● **EXERCISE**
Set the listing down unchanged, minus every embedded image.

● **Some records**
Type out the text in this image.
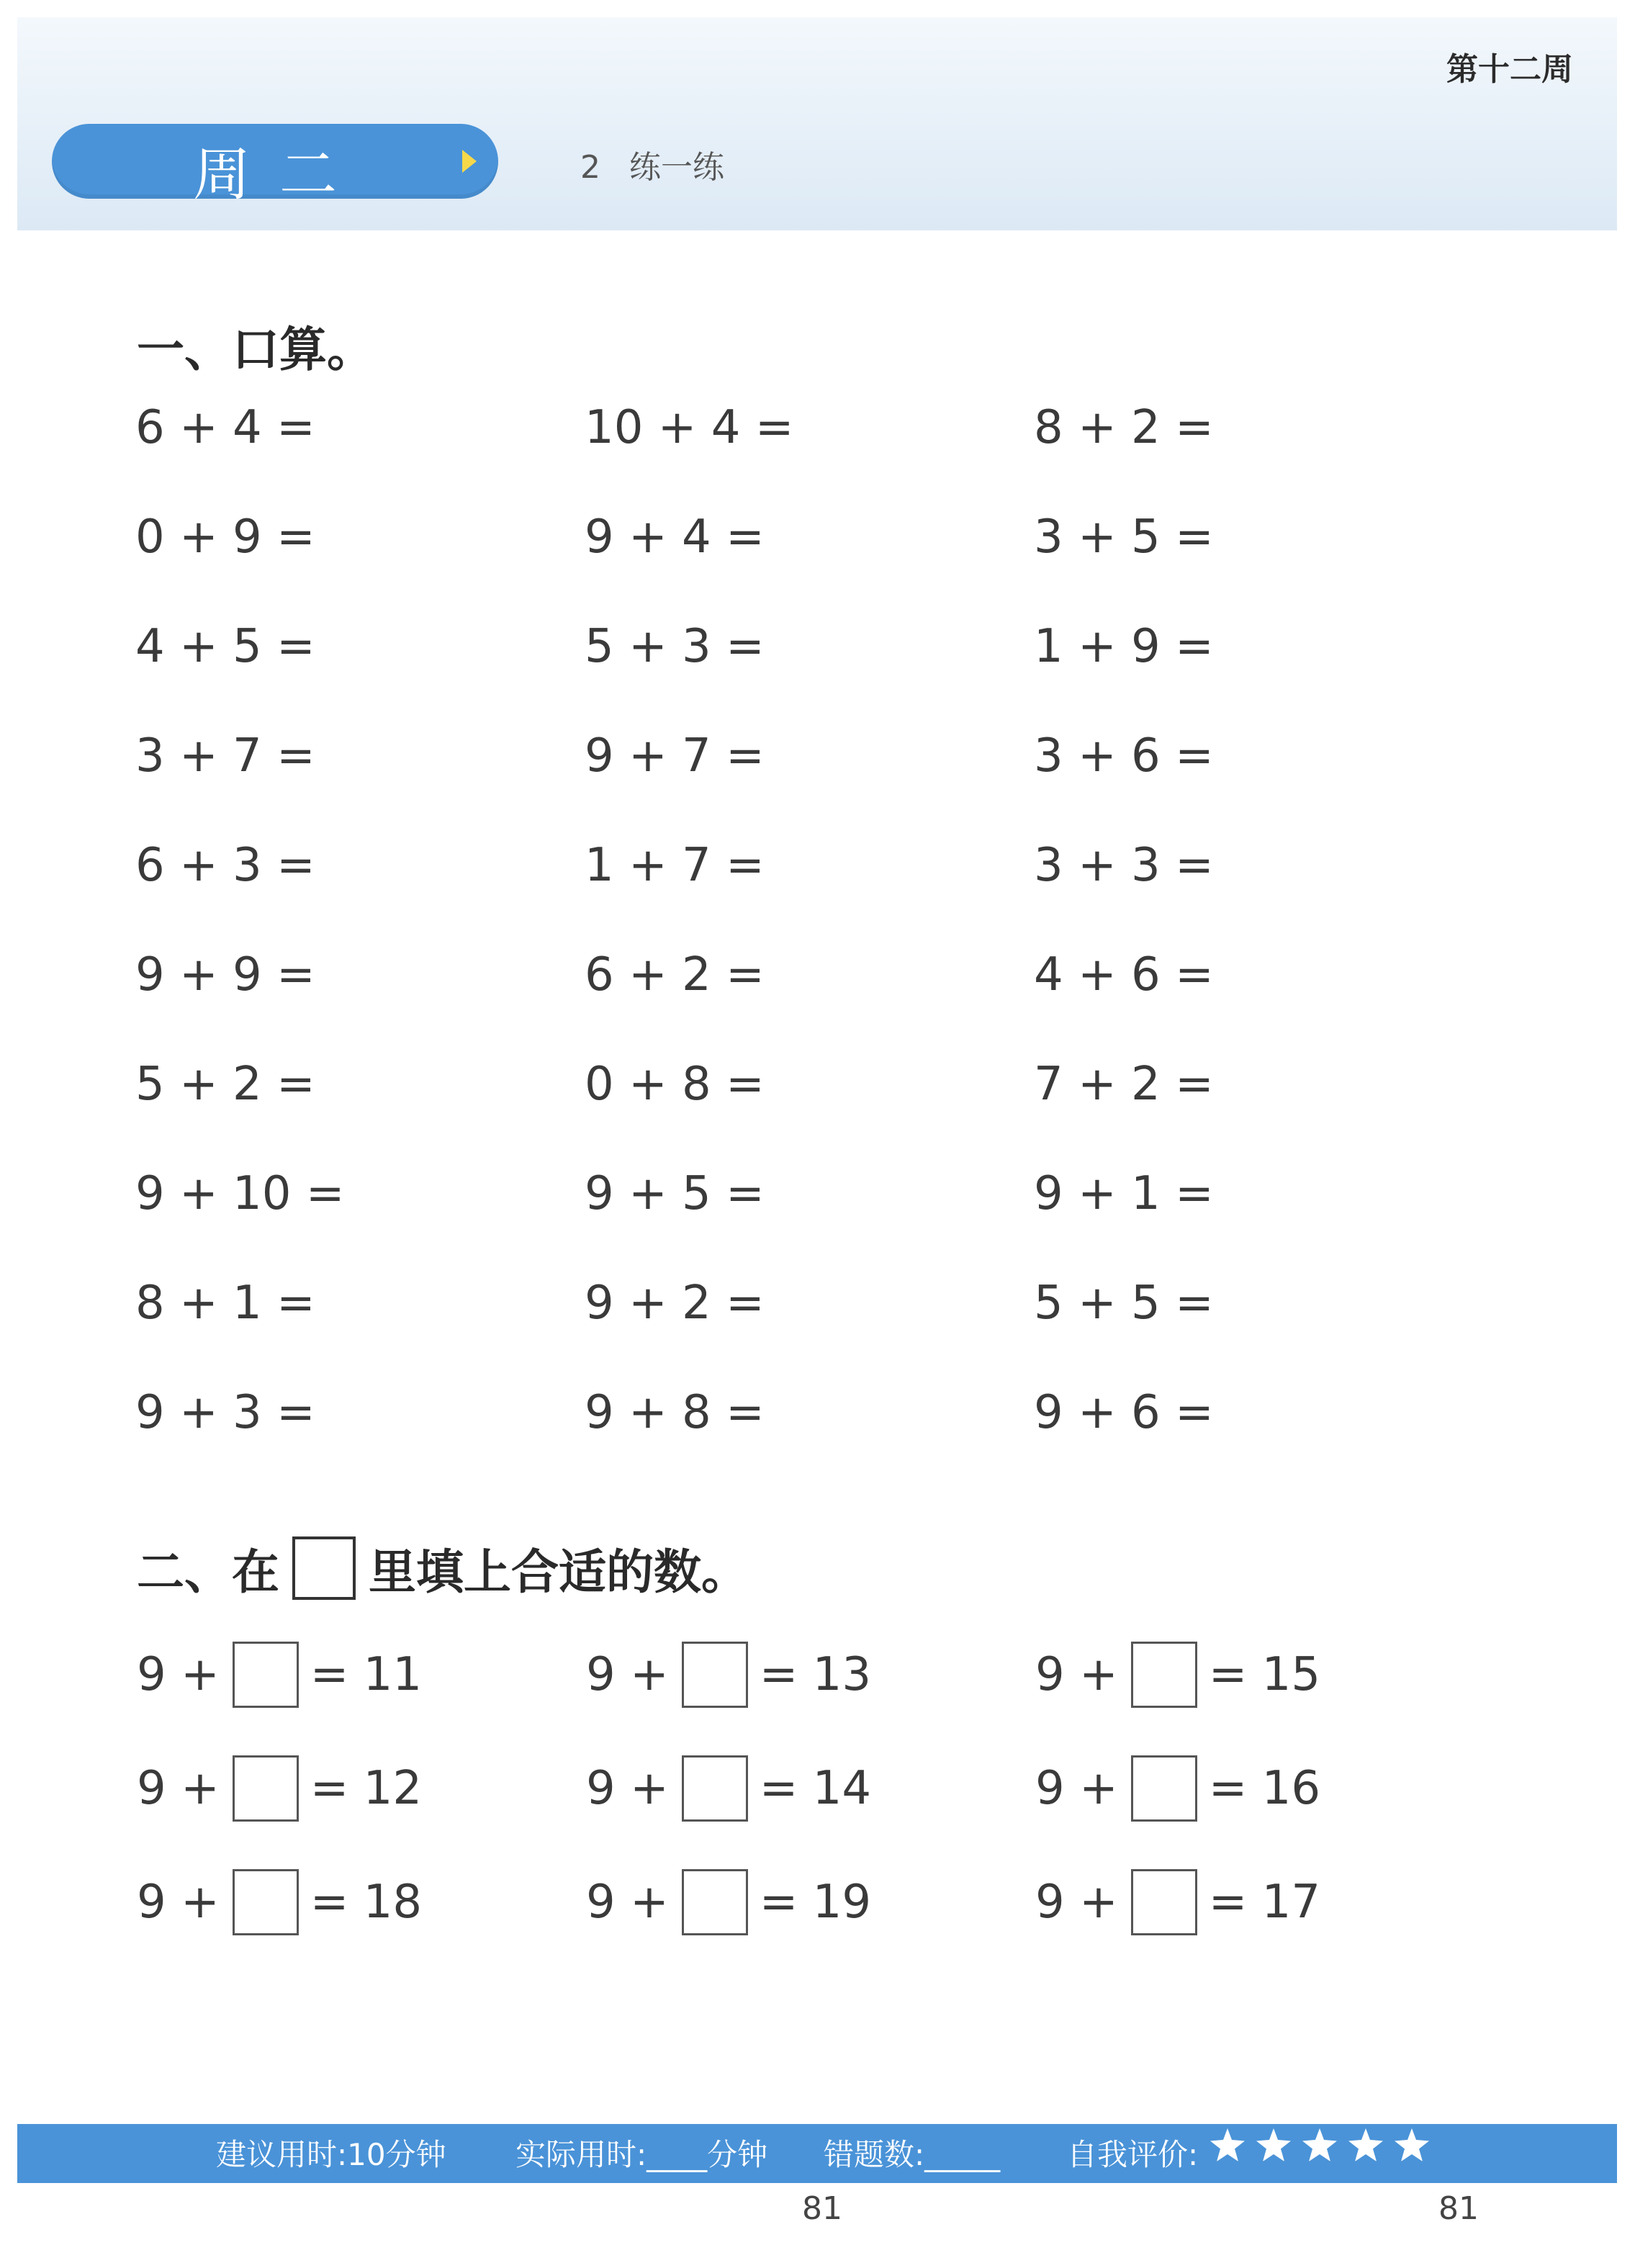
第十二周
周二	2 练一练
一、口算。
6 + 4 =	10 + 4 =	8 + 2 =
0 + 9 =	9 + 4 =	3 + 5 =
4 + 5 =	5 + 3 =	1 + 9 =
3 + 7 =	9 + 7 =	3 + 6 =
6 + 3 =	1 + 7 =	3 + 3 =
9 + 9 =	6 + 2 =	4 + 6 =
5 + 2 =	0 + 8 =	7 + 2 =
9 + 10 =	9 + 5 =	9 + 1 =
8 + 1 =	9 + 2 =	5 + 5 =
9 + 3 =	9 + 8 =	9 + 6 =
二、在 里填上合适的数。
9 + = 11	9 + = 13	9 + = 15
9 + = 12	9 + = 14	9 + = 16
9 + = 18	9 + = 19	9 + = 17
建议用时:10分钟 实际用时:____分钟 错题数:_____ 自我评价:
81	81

● **TASK ANSWER**
Type out the text in this image.
第十二周
周二	2 练一练
一、口算。
6 + 4 =	10 + 4 =	8 + 2 =
0 + 9 =	9 + 4 =	3 + 5 =
4 + 5 =	5 + 3 =	1 + 9 =
3 + 7 =	9 + 7 =	3 + 6 =
6 + 3 =	1 + 7 =	3 + 3 =
9 + 9 =	6 + 2 =	4 + 6 =
5 + 2 =	0 + 8 =	7 + 2 =
9 + 10 =	9 + 5 =	9 + 1 =
8 + 1 =	9 + 2 =	5 + 5 =
9 + 3 =	9 + 8 =	9 + 6 =
二、在 里填上合适的数。
9 + = 11	9 + = 13	9 + = 15
9 + = 12	9 + = 14	9 + = 16
9 + = 18	9 + = 19	9 + = 17
建议用时:10分钟 实际用时:____分钟 错题数:_____ 自我评价:
81	81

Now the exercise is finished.